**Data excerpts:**
· · · · · · ·

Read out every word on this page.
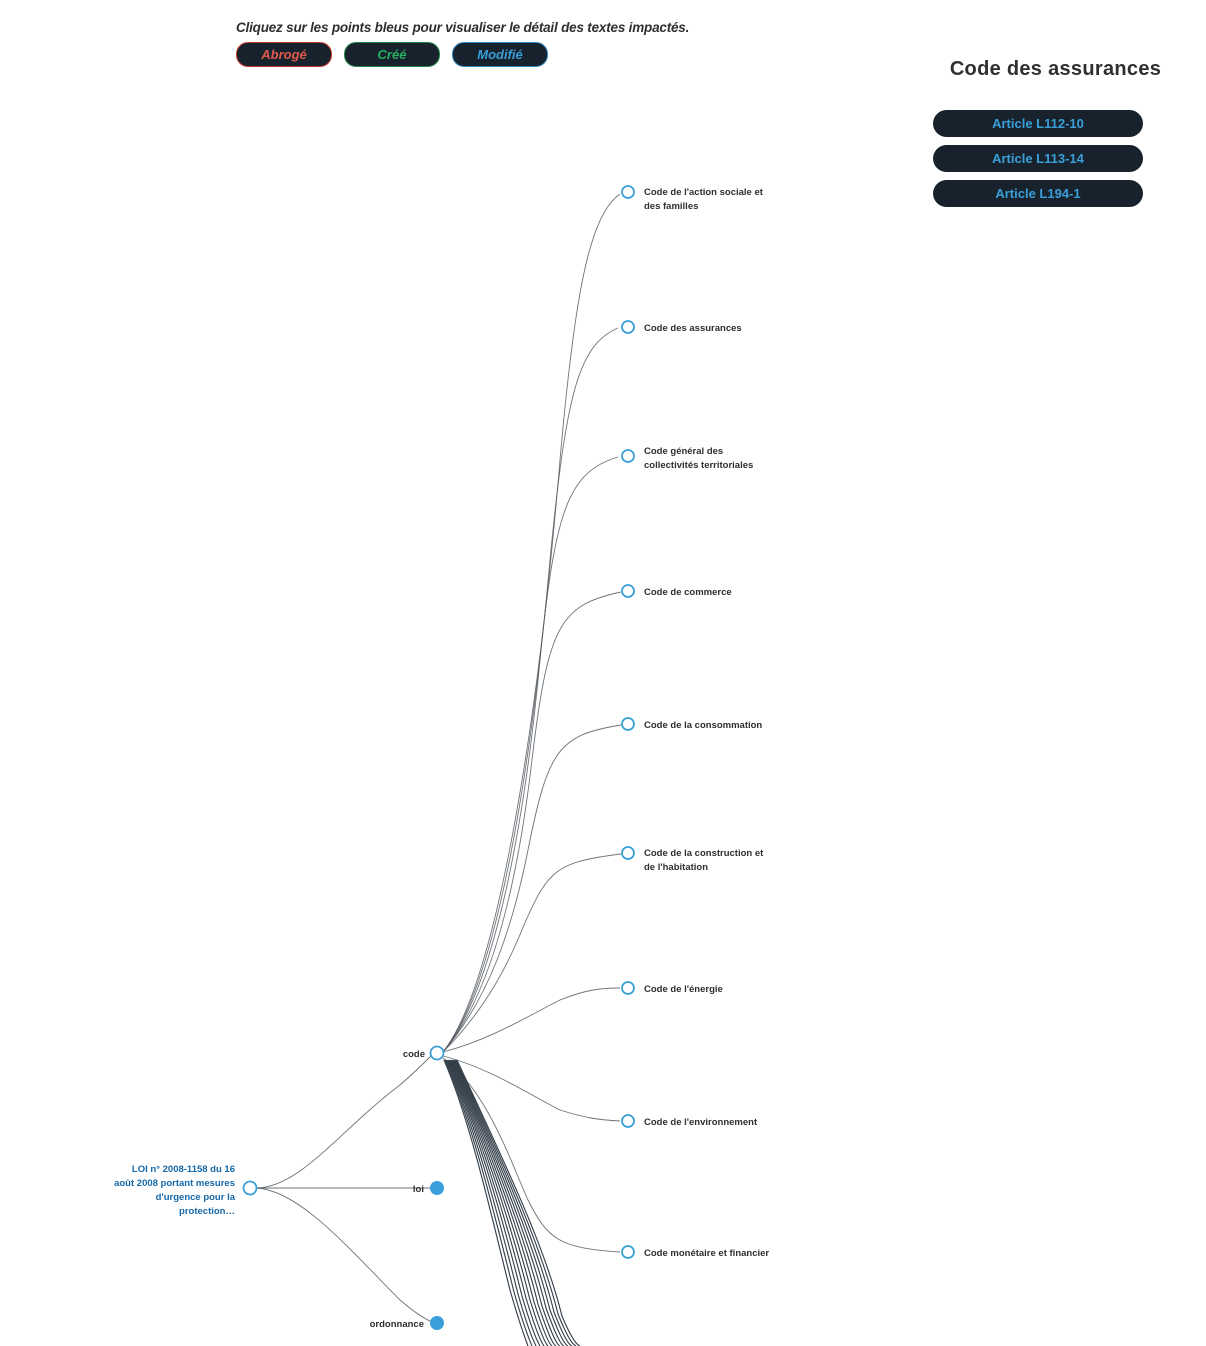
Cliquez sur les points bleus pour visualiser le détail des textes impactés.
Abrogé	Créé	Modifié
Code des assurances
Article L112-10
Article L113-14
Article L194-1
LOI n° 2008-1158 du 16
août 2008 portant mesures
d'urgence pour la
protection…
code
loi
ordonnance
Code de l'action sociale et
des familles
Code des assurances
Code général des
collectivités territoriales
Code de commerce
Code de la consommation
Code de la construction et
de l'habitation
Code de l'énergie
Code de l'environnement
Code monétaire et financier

· · · · · · ·

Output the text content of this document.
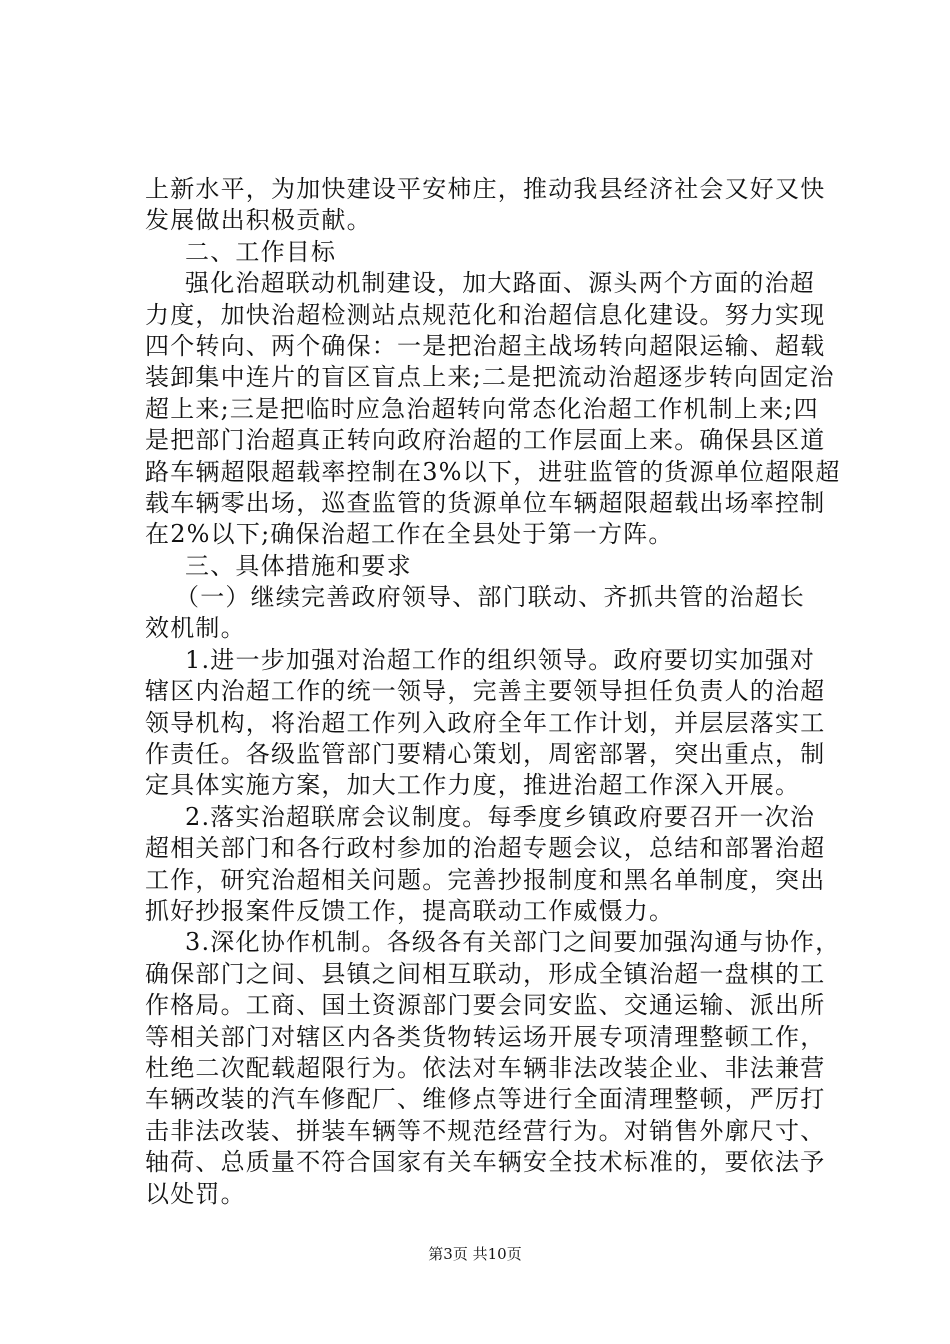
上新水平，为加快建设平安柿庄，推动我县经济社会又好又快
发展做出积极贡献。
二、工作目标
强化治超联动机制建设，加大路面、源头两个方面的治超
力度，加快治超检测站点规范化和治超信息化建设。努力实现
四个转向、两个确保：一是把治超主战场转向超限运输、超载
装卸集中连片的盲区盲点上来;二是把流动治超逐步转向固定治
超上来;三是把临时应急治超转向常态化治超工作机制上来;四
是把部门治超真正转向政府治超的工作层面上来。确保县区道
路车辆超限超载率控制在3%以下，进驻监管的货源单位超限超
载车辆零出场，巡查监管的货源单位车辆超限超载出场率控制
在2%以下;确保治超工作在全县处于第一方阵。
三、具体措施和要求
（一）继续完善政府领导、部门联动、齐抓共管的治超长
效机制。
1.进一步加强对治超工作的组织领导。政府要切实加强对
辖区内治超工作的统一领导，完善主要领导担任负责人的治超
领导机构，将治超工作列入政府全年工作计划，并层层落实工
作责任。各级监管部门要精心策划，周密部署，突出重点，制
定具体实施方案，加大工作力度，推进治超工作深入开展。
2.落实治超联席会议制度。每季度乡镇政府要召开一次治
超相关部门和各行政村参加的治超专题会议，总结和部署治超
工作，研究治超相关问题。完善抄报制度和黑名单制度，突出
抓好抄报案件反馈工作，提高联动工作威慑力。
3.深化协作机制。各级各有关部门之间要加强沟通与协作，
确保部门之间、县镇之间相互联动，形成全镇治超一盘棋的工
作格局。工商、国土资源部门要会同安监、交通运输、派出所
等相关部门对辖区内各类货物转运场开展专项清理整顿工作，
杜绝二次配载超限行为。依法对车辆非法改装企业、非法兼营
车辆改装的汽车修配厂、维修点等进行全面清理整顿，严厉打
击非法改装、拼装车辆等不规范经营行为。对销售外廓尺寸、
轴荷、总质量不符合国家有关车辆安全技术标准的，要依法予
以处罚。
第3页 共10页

· · · · · · ·

**WHAT YOU SHOULD DO:** Track down every line of the material containing the string "pour", and copy it.

**THE ANSWER:**
Cliquez sur les points bleus pour visualiser le détail des textes impactés.
d'urgence pour la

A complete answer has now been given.